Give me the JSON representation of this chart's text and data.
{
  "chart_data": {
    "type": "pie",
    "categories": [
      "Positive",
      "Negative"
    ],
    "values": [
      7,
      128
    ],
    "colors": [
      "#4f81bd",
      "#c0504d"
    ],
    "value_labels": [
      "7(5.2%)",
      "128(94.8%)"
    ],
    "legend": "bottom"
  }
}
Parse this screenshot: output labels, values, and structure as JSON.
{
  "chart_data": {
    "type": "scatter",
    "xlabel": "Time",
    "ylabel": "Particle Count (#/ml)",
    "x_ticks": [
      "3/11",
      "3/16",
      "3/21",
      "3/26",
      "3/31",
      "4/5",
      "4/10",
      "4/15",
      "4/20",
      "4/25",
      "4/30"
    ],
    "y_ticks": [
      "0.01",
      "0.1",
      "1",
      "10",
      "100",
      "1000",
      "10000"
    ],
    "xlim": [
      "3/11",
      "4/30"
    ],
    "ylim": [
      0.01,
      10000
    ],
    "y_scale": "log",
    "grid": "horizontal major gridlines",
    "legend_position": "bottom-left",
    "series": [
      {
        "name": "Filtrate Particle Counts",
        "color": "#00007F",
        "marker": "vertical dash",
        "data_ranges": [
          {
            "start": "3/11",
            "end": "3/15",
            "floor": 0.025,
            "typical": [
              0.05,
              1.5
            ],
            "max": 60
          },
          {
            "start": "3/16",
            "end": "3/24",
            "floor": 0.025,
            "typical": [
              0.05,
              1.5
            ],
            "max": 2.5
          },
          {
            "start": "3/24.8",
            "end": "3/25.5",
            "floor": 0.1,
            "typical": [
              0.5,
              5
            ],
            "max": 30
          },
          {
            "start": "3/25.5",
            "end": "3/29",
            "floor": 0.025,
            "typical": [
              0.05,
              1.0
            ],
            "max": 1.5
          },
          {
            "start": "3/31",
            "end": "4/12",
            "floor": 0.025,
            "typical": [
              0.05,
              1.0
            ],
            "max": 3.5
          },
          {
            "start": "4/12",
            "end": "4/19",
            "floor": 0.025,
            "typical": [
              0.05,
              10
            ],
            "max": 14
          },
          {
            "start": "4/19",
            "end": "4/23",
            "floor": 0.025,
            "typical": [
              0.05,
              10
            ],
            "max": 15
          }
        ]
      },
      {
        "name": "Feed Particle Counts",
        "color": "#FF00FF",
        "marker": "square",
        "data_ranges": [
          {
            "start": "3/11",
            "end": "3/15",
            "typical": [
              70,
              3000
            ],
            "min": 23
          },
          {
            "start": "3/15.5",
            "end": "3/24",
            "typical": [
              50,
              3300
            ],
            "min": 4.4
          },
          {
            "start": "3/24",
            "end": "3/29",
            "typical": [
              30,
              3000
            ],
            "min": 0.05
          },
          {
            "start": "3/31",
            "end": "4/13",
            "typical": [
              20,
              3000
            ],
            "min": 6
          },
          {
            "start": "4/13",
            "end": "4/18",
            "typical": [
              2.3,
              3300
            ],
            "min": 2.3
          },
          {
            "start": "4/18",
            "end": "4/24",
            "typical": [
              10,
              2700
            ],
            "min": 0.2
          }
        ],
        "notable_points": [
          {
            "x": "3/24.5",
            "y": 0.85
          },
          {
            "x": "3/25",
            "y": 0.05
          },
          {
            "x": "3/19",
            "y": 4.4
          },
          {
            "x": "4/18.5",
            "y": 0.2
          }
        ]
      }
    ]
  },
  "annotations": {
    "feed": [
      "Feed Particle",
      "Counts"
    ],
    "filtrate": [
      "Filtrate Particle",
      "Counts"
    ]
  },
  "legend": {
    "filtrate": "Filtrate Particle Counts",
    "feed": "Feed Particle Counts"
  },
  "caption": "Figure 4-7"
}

++++++++++++++++++++

What you have to do
List each line of the entries that holds the string "name".

Correct output
        "name": "Filtrate Particle Counts",
        "name": "Feed Particle Counts",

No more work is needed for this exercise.